SOURCE EXTRACT:
☆ ☆ ☆ ☆ ☆

SHANGHAI, Oct 24 (Reuters) - China has lifted a five-month ban on imports of a Mercedes-Benz van, saying manufacturer DaimlerChrysler AG had finished modifying models which Chinese authorities claimed came with braking problems.

The ban was lifted on October 18 after DaimlerChrysler submitted reports on factory and road trials of modified vans, the country's official safety agency said in a statement published on its Web site www.aqsiq.gov.cn.

"The ban is lifted as DaimlerChrysler China has taken effective steps and completed modifications to its MB100 vans' brake fuel systems," the General Administration of Quality Supervision, Inspection and Quarantine said in its statement.

China issued a nationwide warning in May on Benz's South Korean-made MB100 vans -- made for DaimlerChrysler by South Korea's Ssangyong Motor Co -- accusing several van models of a defect that might create difficulty in braking.

DaimlerChrysler, the U.S.-German auto giant and world's number five automaker which owns 1.2 percent of the Ssangyong, denied at the time its vans were faulty and attributed the surprise ban to a possible "misunderstanding".

But a DaimlerChrysler spokeswoman said on Thursday the company was just happy to have resolved the issue on the van, which is targeted mainly at the South Korean market.

"We've been working very closely with (safety agency) AQSIQ, and we appreciate settlement of the matter," she said. "Now that the settlement has been reached, we are not in a position to backtrack and go into any further detail on this issue."

☆ ☆ ☆ ☆ ☆

GOAL OF THE EXERCISE:
Resume the Reuters report on China lifting its import ban on the Mercedes-Benz MB100 van, picking up right after its final sentence.

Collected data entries
☆ ☆ ☆ ☆ ☆

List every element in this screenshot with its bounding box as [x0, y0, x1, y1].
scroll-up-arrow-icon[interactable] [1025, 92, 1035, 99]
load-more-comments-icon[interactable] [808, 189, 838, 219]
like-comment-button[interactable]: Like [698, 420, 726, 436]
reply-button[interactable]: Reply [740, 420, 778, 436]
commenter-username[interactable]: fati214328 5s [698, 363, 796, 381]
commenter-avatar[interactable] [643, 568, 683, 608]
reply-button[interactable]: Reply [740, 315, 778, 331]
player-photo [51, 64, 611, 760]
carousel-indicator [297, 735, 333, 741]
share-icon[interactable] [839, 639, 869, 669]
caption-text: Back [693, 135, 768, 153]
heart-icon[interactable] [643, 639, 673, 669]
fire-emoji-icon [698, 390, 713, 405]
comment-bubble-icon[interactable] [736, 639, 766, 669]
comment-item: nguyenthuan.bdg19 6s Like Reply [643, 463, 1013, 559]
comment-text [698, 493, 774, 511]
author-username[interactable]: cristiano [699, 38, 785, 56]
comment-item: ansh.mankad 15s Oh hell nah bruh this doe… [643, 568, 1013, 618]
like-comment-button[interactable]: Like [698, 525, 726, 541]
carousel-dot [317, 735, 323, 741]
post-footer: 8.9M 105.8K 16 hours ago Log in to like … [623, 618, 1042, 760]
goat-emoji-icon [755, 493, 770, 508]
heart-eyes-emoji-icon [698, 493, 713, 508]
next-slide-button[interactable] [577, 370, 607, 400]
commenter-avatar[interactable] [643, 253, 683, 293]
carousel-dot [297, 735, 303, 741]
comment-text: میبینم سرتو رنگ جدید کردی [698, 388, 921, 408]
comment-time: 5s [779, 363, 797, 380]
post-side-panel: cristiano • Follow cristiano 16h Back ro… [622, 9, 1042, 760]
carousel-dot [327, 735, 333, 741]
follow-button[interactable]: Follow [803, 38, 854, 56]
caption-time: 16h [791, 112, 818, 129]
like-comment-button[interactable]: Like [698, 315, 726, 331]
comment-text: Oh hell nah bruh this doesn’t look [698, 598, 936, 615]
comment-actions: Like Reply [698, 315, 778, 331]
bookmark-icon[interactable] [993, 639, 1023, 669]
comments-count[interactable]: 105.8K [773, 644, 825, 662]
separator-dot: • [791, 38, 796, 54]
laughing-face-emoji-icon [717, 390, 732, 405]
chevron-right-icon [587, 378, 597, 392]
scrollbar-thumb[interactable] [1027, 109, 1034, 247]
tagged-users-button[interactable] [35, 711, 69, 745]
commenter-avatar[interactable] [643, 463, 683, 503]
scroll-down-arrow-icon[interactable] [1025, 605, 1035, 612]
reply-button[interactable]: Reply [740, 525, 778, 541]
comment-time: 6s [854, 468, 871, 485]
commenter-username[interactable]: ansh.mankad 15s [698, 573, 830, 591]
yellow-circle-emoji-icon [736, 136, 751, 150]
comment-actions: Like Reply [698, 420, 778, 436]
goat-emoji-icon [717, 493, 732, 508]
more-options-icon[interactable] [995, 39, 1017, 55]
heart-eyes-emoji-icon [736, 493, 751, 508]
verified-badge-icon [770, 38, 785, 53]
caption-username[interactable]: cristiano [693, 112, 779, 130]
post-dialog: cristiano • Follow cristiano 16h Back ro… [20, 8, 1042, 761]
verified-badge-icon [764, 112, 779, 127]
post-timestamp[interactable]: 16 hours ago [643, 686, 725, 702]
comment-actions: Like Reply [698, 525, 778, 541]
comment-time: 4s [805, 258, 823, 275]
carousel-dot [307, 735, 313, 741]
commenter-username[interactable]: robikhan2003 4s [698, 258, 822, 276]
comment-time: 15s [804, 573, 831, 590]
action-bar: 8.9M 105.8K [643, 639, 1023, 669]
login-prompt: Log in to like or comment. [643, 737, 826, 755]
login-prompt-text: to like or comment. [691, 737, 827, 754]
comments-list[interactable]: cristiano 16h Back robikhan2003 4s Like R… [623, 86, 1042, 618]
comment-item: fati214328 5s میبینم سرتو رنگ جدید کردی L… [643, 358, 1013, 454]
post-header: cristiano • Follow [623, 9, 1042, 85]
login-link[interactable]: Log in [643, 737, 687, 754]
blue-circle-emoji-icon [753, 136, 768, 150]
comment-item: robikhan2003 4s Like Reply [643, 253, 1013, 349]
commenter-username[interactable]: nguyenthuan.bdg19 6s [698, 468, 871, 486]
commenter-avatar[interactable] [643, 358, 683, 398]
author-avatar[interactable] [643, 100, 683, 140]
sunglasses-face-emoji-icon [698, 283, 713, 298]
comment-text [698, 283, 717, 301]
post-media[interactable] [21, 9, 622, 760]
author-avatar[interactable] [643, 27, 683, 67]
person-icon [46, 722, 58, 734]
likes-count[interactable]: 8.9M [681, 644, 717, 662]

☆ ☆ ☆ ☆ ☆

ANSWER SPACE:
European Union representatives in Beijing had warned of likely harm to China-Europe bilateral trade from Chinese-imposed bans on the Benz vans and on other items like cosmetics. Sino-EU trade totalled $76 billion last year.

PROBLEMS SURFACED IN GANSU

China said problems with the vans surfaced in China's impoverished Gansu province earlier this year.

Officials said the exhaust pipe, braking oil pipe and axle shaft in six Mercedes MB100 minibus models rubbed against each other when the vehicle was in motion, impeding the flow from braking oil to the rear wheels.

DaimlerChrysler responded with a statement saying problems had arisen in a small number of vehicles under rare circumstances, but that brakes were only "marginally affected" even in worst-case scenarios.

It placed notices in dozens of newspapers alerting customers and urging them to bring in their MB100s for free inspections.

The official Xinhua news agency said in May that 2,076 MB100s had undergone repairs around China since 2000, 11.37 percent of them with the same brake defect.

More than 5,000 MB100s of various models had been sold on the mainland since imports from South Korea began in 1998, the agency reported.